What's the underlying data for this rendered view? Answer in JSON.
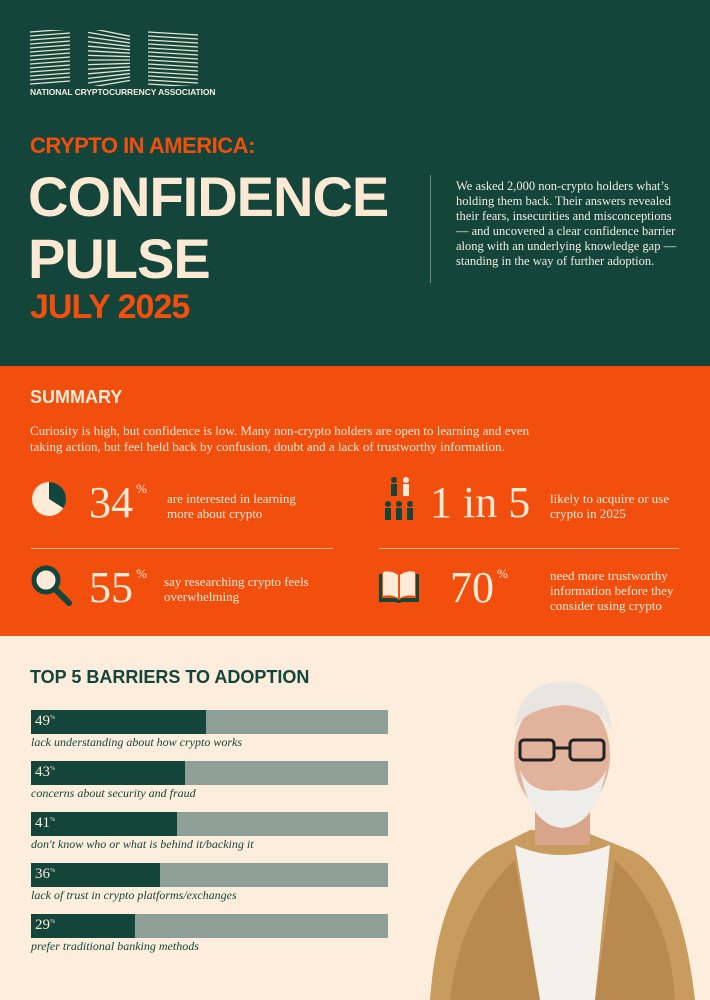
{
  "header": {
    "logo": {
      "letters": "NCA",
      "name": "NATIONAL CRYPTOCURRENCY ASSOCIATION"
    },
    "kicker": "CRYPTO IN AMERICA:",
    "title_line1": "CONFIDENCE",
    "title_line2": "PULSE",
    "date": "JULY 2025",
    "intro": "We asked 2,000 non-crypto holders what’s holding them back. Their answers revealed their fears, insecurities and misconceptions — and uncovered a clear confidence barrier along with an underlying knowledge gap — standing in the way of further adoption."
  },
  "summary": {
    "title": "SUMMARY",
    "description": "Curiosity is high, but confidence is low. Many non-crypto holders are open to learning and even taking action, but feel held back by confusion, doubt and a lack of trustworthy information.",
    "stats": [
      {
        "icon": "pie-chart-icon",
        "value": "34",
        "unit": "%",
        "text": "are interested in learning more about crypto",
        "fraction": 0.34
      },
      {
        "icon": "people-icon",
        "value": "1 in 5",
        "unit": "",
        "text": "likely to acquire or use crypto in 2025"
      },
      {
        "icon": "magnifier-icon",
        "value": "55",
        "unit": "%",
        "text": "say researching crypto feels overwhelming"
      },
      {
        "icon": "book-icon",
        "value": "70",
        "unit": "%",
        "text": "need more trustworthy information before they consider using crypto"
      }
    ]
  },
  "chart_data": {
    "type": "bar",
    "title": "TOP 5 BARRIERS TO ADOPTION",
    "categories": [
      "lack understanding about how crypto works",
      "concerns about security and fraud",
      "don't know who or what is behind it/backing it",
      "lack of trust in crypto platforms/exchanges",
      "prefer traditional banking methods"
    ],
    "values": [
      49,
      43,
      41,
      36,
      29
    ],
    "unit": "%",
    "ylim": [
      0,
      100
    ],
    "colors": {
      "fill": "#13453a",
      "track": "#8e9f97"
    }
  },
  "colors": {
    "green": "#13453a",
    "orange": "#f24e0d",
    "cream": "#fdeddc"
  }
}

*Request*
Every entry must be written out exactly, with all pictures left out.

*Answer below*
What's the underlying data for this rendered view? Answer in JSON.
{
  "header": {
    "logo": {
      "letters": "NCA",
      "name": "NATIONAL CRYPTOCURRENCY ASSOCIATION"
    },
    "kicker": "CRYPTO IN AMERICA:",
    "title_line1": "CONFIDENCE",
    "title_line2": "PULSE",
    "date": "JULY 2025",
    "intro": "We asked 2,000 non-crypto holders what’s holding them back. Their answers revealed their fears, insecurities and misconceptions — and uncovered a clear confidence barrier along with an underlying knowledge gap — standing in the way of further adoption."
  },
  "summary": {
    "title": "SUMMARY",
    "description": "Curiosity is high, but confidence is low. Many non-crypto holders are open to learning and even taking action, but feel held back by confusion, doubt and a lack of trustworthy information.",
    "stats": [
      {
        "icon": "pie-chart-icon",
        "value": "34",
        "unit": "%",
        "text": "are interested in learning more about crypto",
        "fraction": 0.34
      },
      {
        "icon": "people-icon",
        "value": "1 in 5",
        "unit": "",
        "text": "likely to acquire or use crypto in 2025"
      },
      {
        "icon": "magnifier-icon",
        "value": "55",
        "unit": "%",
        "text": "say researching crypto feels overwhelming"
      },
      {
        "icon": "book-icon",
        "value": "70",
        "unit": "%",
        "text": "need more trustworthy information before they consider using crypto"
      }
    ]
  },
  "chart_data": {
    "type": "bar",
    "title": "TOP 5 BARRIERS TO ADOPTION",
    "categories": [
      "lack understanding about how crypto works",
      "concerns about security and fraud",
      "don't know who or what is behind it/backing it",
      "lack of trust in crypto platforms/exchanges",
      "prefer traditional banking methods"
    ],
    "values": [
      49,
      43,
      41,
      36,
      29
    ],
    "unit": "%",
    "ylim": [
      0,
      100
    ],
    "colors": {
      "fill": "#13453a",
      "track": "#8e9f97"
    }
  },
  "colors": {
    "green": "#13453a",
    "orange": "#f24e0d",
    "cream": "#fdeddc"
  }
}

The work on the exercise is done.